### Given problem
Each line containing the word "происхождения" must be reported.

++++++

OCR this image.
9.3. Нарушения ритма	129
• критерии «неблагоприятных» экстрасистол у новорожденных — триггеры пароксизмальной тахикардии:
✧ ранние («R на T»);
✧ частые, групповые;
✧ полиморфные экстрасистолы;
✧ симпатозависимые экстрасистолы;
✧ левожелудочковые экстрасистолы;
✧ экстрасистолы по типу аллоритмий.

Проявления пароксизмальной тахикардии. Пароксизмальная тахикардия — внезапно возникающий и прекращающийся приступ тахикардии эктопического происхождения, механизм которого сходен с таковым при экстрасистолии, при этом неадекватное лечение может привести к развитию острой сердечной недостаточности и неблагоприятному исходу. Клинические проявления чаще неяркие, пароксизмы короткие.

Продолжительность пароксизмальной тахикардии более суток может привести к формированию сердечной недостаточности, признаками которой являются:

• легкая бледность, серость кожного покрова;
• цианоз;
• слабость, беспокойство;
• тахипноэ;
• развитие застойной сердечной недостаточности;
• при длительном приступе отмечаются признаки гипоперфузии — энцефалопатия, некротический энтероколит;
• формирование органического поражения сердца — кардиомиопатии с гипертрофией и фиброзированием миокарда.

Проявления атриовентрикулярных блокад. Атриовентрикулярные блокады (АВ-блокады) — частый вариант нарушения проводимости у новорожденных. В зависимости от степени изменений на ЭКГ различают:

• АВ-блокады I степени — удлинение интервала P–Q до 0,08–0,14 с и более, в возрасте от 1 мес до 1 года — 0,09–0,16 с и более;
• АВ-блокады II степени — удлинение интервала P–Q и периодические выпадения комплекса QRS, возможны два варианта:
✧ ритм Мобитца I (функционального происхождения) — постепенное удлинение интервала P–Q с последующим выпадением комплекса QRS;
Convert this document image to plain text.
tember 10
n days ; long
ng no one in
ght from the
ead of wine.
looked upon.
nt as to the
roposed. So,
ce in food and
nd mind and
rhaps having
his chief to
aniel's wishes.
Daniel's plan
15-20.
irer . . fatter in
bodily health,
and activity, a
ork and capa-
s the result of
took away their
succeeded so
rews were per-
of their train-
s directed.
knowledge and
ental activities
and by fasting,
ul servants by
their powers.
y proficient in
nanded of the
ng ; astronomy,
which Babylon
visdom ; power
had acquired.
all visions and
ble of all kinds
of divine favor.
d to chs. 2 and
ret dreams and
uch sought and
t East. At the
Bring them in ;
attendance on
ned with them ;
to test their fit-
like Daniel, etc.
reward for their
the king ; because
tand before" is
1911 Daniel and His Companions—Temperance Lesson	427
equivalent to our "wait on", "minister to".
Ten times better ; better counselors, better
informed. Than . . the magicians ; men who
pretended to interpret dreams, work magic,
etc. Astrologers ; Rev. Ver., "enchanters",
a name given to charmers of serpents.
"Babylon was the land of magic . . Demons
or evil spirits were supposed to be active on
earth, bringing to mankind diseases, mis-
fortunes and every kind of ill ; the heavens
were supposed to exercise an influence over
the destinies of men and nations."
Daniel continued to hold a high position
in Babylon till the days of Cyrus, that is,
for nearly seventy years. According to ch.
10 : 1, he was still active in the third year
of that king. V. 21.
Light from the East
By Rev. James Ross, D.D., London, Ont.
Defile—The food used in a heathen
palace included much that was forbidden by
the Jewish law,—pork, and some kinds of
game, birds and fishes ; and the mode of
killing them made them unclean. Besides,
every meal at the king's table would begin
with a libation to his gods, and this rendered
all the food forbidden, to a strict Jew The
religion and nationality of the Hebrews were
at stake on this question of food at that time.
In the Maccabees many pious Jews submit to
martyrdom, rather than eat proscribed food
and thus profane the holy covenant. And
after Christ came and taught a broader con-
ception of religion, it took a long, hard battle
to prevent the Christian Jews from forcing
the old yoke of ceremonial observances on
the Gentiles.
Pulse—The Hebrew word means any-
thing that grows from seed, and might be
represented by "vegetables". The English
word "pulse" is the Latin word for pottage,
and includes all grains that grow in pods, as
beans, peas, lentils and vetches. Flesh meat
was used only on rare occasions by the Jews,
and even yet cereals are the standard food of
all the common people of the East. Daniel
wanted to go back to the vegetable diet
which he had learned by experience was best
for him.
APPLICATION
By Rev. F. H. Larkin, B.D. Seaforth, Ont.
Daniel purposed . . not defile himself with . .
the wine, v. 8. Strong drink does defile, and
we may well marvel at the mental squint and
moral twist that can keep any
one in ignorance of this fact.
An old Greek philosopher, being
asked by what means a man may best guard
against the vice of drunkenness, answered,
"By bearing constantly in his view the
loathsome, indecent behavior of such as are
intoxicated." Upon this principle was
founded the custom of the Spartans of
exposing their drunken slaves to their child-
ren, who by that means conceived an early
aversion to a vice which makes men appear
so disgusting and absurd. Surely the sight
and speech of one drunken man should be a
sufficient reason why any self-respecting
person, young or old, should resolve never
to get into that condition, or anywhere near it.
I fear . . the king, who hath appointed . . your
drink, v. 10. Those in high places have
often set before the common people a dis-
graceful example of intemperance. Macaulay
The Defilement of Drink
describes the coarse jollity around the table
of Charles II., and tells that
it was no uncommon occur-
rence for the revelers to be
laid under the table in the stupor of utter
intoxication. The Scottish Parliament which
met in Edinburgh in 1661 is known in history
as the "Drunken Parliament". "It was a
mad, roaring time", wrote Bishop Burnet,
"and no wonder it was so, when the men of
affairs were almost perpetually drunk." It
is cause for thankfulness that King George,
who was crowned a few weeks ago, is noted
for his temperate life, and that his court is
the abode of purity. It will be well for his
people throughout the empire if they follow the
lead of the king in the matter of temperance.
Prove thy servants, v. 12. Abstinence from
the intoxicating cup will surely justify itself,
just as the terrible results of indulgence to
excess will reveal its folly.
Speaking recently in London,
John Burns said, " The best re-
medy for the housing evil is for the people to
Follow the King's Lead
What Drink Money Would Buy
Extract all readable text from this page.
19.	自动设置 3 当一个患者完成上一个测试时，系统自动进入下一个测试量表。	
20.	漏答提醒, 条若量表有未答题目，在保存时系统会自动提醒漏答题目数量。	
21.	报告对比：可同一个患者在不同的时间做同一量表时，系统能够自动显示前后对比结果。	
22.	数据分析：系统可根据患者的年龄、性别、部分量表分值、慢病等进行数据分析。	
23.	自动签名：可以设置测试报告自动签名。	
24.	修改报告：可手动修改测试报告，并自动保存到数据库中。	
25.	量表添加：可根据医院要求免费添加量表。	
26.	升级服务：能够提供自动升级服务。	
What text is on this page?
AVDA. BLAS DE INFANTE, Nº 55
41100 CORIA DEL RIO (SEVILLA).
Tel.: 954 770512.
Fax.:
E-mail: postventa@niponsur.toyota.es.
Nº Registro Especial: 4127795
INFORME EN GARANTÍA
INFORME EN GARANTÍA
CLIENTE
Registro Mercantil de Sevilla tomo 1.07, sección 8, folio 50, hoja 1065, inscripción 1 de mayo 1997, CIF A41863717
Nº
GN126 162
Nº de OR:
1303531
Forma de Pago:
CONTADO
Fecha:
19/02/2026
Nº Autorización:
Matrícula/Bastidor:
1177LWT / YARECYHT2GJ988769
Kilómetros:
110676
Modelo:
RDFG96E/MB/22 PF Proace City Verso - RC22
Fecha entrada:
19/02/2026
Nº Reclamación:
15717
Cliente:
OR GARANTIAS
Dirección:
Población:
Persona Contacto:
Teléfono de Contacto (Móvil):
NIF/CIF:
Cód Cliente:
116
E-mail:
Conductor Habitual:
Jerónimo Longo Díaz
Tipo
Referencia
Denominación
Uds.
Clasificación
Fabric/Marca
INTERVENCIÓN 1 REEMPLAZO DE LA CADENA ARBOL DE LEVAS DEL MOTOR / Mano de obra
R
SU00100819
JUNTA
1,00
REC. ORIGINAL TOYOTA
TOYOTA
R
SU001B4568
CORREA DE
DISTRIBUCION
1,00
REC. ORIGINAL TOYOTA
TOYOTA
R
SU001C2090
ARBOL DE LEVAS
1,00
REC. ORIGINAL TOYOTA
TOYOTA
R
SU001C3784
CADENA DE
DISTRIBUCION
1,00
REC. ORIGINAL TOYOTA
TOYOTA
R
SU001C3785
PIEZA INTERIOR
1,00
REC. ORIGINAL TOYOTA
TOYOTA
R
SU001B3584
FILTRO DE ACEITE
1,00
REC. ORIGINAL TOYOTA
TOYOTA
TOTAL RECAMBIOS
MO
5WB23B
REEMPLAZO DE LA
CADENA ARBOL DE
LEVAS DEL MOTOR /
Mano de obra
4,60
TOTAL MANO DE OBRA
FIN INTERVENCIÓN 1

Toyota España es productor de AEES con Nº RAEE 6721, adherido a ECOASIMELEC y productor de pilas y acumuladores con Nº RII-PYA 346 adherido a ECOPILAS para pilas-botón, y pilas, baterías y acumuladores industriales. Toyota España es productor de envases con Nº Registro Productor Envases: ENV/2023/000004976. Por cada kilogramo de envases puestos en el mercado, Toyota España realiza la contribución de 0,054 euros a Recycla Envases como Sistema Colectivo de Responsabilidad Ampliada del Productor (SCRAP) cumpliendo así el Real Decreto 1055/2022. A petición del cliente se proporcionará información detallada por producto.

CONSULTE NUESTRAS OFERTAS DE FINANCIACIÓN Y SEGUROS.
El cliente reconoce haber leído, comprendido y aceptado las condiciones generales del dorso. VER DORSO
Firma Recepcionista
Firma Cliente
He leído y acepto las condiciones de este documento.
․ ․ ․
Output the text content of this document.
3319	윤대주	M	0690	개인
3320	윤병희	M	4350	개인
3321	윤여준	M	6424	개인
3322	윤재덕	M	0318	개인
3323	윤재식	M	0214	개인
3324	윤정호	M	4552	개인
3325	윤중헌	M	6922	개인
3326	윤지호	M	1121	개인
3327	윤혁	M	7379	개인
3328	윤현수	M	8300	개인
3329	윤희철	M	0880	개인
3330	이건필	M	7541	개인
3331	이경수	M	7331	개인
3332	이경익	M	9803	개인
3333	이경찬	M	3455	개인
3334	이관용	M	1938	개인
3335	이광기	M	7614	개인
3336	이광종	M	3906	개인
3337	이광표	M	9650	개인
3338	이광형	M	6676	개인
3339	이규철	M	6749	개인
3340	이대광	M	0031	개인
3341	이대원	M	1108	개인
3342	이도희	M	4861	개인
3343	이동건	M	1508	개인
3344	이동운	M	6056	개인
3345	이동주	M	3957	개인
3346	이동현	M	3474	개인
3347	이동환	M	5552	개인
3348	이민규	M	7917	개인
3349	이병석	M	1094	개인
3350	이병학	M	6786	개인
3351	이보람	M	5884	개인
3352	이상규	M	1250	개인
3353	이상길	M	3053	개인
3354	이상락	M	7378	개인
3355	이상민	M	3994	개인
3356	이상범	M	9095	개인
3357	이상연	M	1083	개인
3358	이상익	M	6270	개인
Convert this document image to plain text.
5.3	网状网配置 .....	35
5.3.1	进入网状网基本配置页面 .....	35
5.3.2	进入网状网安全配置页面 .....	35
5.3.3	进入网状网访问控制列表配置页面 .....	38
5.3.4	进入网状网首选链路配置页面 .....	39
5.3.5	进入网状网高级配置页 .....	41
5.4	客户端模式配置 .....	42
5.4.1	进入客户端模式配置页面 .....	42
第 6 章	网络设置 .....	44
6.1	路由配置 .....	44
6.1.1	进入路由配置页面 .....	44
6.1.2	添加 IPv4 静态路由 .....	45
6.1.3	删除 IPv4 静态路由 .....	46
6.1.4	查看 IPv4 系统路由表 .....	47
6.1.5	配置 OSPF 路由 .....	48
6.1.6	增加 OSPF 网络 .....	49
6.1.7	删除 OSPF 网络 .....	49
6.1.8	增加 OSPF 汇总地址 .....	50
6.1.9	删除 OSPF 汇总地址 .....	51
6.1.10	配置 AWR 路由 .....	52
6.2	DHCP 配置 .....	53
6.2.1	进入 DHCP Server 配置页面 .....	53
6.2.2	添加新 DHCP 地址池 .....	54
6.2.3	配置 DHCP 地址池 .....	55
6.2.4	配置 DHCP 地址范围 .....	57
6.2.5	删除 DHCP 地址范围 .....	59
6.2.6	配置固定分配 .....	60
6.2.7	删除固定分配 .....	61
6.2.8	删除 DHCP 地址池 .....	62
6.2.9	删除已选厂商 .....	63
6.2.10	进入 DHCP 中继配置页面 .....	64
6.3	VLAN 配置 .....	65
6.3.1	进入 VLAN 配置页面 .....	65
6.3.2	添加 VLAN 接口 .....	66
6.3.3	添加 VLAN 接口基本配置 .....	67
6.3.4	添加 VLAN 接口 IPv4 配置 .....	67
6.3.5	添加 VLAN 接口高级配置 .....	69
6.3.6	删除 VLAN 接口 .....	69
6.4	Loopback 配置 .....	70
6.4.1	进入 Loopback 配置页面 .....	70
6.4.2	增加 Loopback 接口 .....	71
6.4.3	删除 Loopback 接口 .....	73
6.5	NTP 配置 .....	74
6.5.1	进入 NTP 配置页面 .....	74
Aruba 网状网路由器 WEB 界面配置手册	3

++++++

### Solution to this exercise
Проявления пароксизмальной тахикардии. Пароксизмальная тахикардия — внезапно возникающий и прекращающийся приступ тахикардии эктопического происхождения, механизм которого сходен с таковым при экстрасистолии, при этом неадекватное лечение может привести к развитию острой сердечной недостаточности и неблагоприятному исходу. Клинические проявления чаще неяркие, пароксизмы короткие.
✧ ритм Мобитца I (функционального происхождения) — постепенное удлинение интервала P–Q с последующим выпадением комплекса QRS;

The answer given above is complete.